**Stated goal:** Find every line below that contains the word "medium" and copy it out.

**Supplied records:**
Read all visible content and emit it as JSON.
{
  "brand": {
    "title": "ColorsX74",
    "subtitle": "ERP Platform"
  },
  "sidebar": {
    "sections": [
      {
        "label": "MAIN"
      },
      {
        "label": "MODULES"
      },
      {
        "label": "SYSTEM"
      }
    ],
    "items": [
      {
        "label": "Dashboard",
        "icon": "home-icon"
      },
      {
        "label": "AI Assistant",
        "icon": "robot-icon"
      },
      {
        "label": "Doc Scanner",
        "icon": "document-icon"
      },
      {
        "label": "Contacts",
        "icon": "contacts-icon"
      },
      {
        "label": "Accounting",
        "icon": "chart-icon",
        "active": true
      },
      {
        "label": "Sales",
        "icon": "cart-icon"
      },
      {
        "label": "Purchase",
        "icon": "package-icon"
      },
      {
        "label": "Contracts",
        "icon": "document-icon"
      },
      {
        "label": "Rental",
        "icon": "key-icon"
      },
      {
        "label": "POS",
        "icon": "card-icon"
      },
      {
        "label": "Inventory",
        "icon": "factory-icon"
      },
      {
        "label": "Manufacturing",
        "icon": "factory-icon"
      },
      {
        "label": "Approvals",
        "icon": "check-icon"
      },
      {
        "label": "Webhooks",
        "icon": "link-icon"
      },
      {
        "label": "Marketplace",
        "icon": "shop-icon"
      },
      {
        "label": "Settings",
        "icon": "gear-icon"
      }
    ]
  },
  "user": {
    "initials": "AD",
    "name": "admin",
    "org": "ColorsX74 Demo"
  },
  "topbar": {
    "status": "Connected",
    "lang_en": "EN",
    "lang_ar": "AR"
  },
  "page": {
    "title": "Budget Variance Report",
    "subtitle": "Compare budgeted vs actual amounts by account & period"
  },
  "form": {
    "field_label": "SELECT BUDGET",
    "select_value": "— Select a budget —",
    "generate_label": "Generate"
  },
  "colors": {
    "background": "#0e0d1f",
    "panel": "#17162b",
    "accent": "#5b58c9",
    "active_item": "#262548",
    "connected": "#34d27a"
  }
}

---

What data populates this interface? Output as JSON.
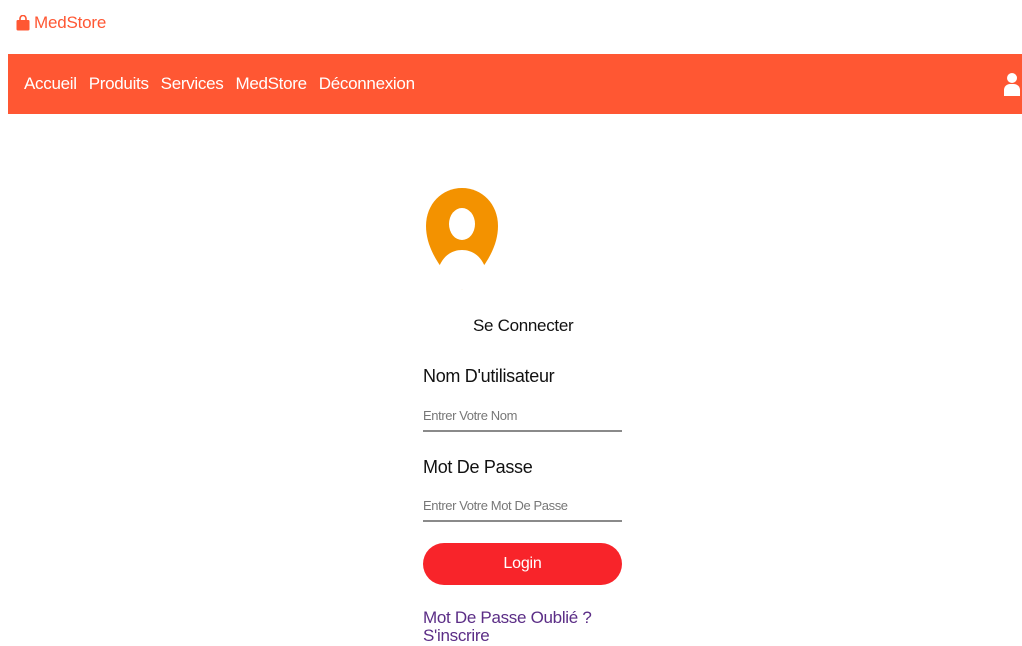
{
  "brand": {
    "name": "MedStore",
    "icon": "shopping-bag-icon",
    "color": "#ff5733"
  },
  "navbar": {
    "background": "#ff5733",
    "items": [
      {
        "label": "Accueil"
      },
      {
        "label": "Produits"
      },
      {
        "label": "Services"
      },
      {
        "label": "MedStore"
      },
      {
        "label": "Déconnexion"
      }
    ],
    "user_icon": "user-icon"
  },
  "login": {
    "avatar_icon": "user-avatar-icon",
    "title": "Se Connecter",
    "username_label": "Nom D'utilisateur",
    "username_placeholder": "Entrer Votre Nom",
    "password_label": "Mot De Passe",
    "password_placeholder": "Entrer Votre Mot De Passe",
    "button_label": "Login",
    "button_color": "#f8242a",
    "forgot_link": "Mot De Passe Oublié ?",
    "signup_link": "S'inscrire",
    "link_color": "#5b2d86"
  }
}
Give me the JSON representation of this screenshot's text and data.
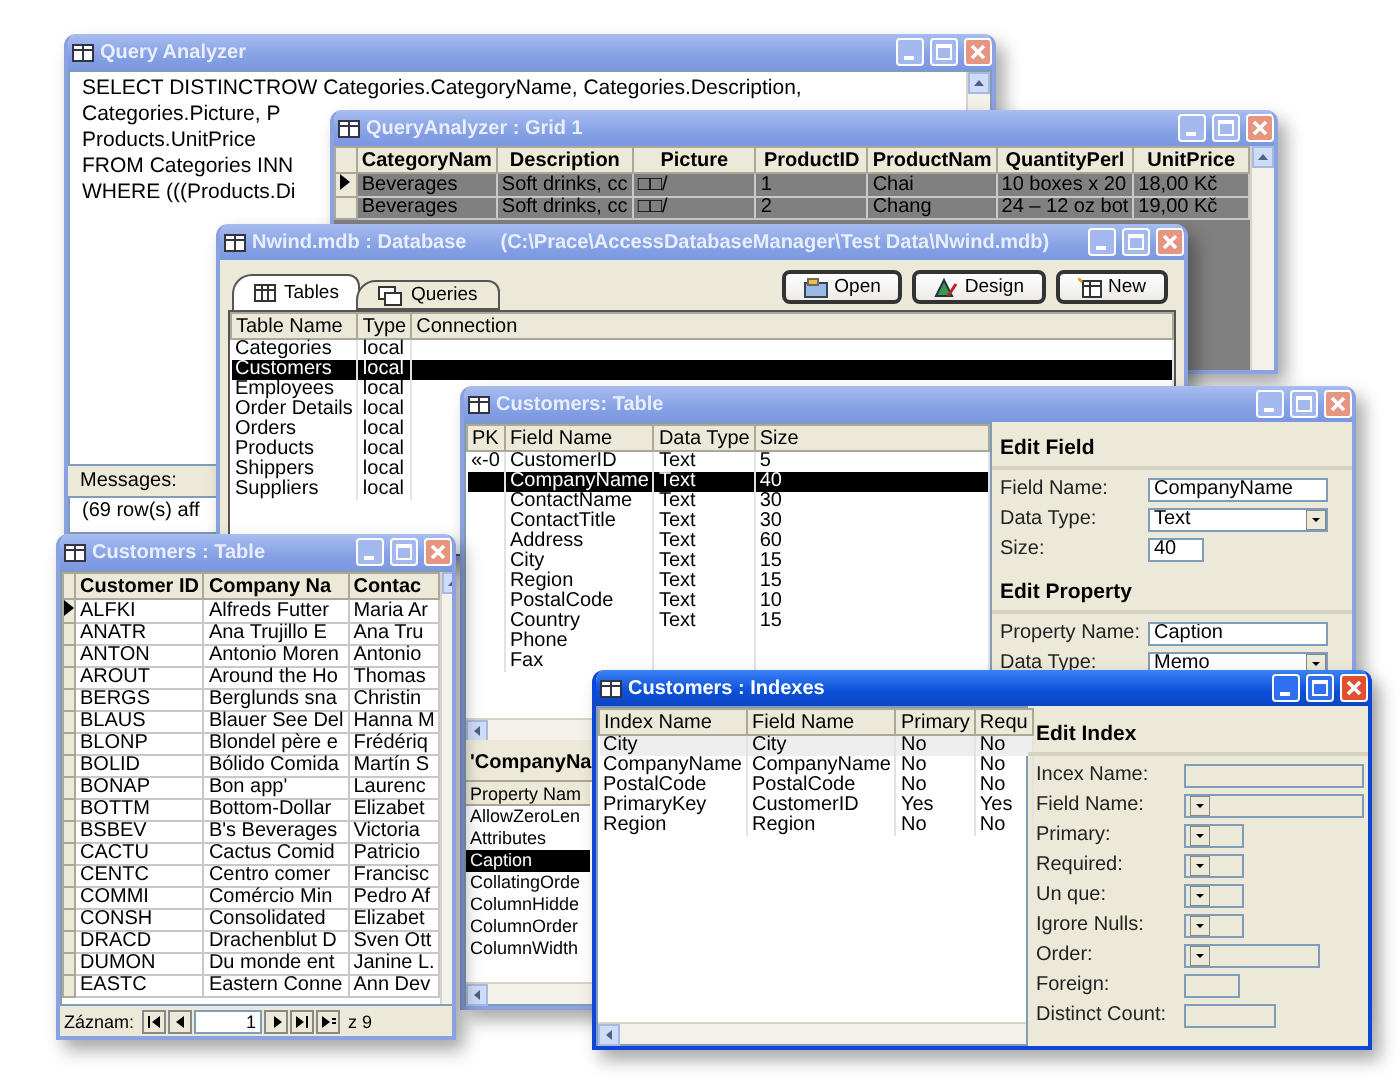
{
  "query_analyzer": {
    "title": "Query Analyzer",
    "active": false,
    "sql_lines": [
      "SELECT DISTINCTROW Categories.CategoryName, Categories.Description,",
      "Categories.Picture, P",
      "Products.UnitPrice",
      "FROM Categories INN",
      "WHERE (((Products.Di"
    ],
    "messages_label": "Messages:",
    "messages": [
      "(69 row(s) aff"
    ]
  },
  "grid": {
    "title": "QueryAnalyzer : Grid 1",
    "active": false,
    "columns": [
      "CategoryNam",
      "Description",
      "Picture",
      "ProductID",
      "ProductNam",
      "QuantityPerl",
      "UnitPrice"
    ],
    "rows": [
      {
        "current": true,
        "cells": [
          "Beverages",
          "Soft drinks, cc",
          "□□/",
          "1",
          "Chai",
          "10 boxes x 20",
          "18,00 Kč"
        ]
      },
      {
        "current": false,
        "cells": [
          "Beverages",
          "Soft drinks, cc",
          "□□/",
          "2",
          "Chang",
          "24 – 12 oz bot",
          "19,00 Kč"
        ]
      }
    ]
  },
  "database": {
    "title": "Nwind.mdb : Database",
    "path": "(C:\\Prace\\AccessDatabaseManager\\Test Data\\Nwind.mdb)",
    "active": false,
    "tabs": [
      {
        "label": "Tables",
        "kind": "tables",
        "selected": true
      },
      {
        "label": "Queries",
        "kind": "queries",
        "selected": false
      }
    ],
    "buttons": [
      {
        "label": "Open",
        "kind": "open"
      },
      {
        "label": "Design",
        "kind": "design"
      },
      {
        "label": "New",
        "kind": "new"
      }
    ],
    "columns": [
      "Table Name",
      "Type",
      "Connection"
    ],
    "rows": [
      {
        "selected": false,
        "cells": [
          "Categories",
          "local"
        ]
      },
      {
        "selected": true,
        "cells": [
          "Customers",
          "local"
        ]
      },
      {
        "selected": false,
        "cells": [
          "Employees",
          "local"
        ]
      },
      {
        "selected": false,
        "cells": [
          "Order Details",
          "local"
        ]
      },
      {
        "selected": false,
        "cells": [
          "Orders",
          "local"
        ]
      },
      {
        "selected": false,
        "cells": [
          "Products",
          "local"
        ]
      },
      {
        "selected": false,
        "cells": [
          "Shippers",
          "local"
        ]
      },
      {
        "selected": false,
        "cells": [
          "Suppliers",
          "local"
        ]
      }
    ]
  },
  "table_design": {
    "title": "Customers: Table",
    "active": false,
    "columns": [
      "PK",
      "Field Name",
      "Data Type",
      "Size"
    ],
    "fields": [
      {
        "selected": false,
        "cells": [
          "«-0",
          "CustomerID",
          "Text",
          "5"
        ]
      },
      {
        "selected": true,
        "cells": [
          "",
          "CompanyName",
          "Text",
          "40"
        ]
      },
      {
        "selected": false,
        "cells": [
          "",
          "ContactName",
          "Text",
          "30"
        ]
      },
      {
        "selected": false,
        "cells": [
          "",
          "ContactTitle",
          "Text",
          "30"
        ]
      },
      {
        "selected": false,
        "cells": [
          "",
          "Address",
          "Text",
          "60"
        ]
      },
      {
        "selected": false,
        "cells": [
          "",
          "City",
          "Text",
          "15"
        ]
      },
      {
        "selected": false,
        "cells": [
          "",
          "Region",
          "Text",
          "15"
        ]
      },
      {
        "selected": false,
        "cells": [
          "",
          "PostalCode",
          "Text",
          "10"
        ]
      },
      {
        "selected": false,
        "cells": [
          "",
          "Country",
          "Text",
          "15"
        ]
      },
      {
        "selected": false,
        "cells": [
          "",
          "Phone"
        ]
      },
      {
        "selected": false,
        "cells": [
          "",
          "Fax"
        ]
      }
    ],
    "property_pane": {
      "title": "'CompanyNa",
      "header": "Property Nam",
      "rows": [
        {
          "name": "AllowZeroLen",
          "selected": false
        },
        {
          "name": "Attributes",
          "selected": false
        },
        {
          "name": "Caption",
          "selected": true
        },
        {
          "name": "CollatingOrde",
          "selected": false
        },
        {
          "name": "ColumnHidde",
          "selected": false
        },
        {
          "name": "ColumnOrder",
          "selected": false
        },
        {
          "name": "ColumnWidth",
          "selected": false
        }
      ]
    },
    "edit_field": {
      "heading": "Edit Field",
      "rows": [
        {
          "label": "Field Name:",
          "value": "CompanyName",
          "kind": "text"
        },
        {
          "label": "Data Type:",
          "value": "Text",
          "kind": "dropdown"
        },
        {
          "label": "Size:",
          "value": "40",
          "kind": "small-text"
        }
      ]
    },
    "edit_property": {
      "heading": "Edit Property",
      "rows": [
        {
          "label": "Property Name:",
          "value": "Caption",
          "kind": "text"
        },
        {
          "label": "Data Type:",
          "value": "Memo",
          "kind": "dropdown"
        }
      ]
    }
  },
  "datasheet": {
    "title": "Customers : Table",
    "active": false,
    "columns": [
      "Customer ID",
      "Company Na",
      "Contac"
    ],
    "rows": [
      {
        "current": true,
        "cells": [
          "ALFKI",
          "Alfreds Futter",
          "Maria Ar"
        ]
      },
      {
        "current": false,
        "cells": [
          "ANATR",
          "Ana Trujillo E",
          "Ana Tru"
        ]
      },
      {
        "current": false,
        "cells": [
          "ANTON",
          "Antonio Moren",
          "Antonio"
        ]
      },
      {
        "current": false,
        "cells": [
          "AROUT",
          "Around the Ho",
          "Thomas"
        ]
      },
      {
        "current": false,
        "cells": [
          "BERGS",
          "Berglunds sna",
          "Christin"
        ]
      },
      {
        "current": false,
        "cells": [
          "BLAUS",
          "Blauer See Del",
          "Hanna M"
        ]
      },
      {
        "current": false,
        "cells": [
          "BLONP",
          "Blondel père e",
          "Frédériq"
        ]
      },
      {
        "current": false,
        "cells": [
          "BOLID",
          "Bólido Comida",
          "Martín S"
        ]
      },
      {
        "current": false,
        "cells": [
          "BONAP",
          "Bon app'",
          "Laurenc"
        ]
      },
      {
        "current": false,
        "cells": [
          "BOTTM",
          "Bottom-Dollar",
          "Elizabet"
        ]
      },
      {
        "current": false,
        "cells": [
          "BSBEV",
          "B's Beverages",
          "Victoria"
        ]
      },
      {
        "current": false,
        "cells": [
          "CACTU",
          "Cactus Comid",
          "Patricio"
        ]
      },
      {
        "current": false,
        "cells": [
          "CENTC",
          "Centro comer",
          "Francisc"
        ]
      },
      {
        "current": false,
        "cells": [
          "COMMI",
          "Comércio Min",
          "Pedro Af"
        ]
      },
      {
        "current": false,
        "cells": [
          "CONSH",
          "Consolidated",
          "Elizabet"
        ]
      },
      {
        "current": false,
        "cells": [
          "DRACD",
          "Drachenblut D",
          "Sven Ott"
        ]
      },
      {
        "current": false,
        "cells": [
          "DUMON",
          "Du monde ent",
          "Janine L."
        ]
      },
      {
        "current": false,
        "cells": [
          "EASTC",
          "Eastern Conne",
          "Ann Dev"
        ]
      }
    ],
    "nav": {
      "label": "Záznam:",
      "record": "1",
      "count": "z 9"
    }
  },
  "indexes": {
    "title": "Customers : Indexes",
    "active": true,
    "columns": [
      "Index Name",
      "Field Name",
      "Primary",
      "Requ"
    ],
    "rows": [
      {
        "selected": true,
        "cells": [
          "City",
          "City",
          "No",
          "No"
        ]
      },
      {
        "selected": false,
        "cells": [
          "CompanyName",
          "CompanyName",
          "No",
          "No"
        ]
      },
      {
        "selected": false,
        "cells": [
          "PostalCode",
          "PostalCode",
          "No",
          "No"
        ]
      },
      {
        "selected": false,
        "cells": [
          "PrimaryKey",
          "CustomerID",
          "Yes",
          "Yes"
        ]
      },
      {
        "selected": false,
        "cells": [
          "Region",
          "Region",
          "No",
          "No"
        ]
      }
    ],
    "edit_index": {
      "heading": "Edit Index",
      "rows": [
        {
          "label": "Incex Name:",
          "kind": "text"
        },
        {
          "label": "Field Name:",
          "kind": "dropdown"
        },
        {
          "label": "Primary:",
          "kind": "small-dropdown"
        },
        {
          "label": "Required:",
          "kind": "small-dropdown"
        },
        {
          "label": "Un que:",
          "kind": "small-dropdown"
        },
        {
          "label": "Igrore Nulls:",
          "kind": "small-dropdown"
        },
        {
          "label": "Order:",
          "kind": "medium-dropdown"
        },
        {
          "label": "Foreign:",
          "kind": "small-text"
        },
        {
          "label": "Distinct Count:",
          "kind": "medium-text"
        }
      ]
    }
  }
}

**Output for this exercise:**
          "kind": "medium-dropdown"
          "kind": "medium-text"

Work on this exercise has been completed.